(Task inputs):

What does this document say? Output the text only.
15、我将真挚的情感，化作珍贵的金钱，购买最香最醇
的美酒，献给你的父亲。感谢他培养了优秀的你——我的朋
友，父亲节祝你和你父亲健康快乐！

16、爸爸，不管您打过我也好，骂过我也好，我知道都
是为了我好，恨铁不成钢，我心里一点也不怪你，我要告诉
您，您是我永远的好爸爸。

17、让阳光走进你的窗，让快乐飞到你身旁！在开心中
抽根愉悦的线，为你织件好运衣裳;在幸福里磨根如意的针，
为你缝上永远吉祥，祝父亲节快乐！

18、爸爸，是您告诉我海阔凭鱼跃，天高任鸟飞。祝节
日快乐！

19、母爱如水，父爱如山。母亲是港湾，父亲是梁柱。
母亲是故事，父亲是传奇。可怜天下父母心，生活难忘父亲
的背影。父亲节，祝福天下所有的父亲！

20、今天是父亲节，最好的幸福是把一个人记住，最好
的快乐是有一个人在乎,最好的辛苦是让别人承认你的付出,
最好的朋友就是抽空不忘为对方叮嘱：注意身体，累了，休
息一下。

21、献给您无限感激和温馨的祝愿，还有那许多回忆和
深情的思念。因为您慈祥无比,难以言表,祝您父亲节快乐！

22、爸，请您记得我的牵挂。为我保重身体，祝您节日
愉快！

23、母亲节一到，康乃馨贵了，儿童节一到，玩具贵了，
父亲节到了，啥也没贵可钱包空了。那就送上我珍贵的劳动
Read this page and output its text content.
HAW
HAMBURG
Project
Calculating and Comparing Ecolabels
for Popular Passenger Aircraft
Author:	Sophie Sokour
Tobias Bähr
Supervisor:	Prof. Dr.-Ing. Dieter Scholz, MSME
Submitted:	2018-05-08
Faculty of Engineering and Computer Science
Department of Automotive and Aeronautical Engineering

(What is expected): Scan the material above. Return every line containing the string "this".

(Expected output):
What does this document say? Output the text only.
Read this page and output its text content.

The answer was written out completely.